• **Given records**
'''

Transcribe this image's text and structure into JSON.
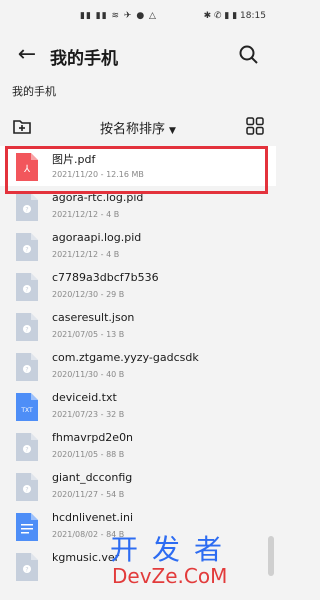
{
  "status": {
    "left_text": "▮▮ ▮▮ ≋ ✈ ● △",
    "right_text": "✱ ✆ ▮ ▮ 18:15"
  },
  "header": {
    "title": "我的手机"
  },
  "breadcrumb": "我的手机",
  "toolbar": {
    "sort_label": "按名称排序"
  },
  "files": [
    {
      "name": "图片.pdf",
      "meta": "2021/11/20 - 12.16 MB",
      "type": "pdf",
      "selected": true
    },
    {
      "name": "agora-rtc.log.pid",
      "meta": "2021/12/12 - 4 B",
      "type": "unknown"
    },
    {
      "name": "agoraapi.log.pid",
      "meta": "2021/12/12 - 4 B",
      "type": "unknown"
    },
    {
      "name": "c7789a3dbcf7b536",
      "meta": "2020/12/30 - 29 B",
      "type": "unknown"
    },
    {
      "name": "caseresult.json",
      "meta": "2021/07/05 - 13 B",
      "type": "unknown"
    },
    {
      "name": "com.ztgame.yyzy-gadcsdk",
      "meta": "2020/11/30 - 40 B",
      "type": "unknown"
    },
    {
      "name": "deviceid.txt",
      "meta": "2021/07/23 - 32 B",
      "type": "txt"
    },
    {
      "name": "fhmavrpd2e0n",
      "meta": "2020/11/05 - 88 B",
      "type": "unknown"
    },
    {
      "name": "giant_dcconfig",
      "meta": "2020/11/27 - 54 B",
      "type": "unknown"
    },
    {
      "name": "hcdnlivenet.ini",
      "meta": "2021/08/02 - 84 B",
      "type": "doc"
    },
    {
      "name": "kgmusic.ver",
      "meta": "",
      "type": "unknown"
    }
  ],
  "watermark": {
    "cn": "开发者",
    "en": "DevZe.CoM"
  },
  "colors": {
    "selection_border": "#e3323c",
    "pdf_icon": "#f2565c",
    "txt_icon": "#4e8ef7",
    "generic_icon": "#c6cfdc",
    "doc_icon": "#4e8ef7"
  }
}
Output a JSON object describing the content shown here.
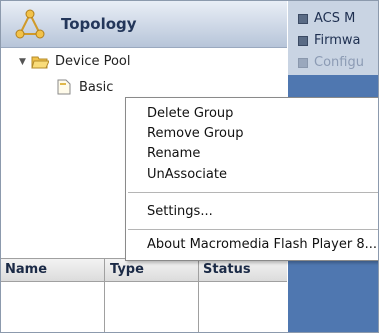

'''

• **Goal**
Pick out the lines that have the word "meta". Copy them all.

• **The result**
      "meta": "2021/11/20 - 12.16 MB",
      "meta": "2021/12/12 - 4 B",
      "meta": "2021/12/12 - 4 B",
      "meta": "2020/12/30 - 29 B",
      "meta": "2021/07/05 - 13 B",
      "meta": "2020/11/30 - 40 B",
      "meta": "2021/07/23 - 32 B",
      "meta": "2020/11/05 - 88 B",
      "meta": "2020/11/27 - 54 B",
      "meta": "2021/08/02 - 84 B",
      "meta": "",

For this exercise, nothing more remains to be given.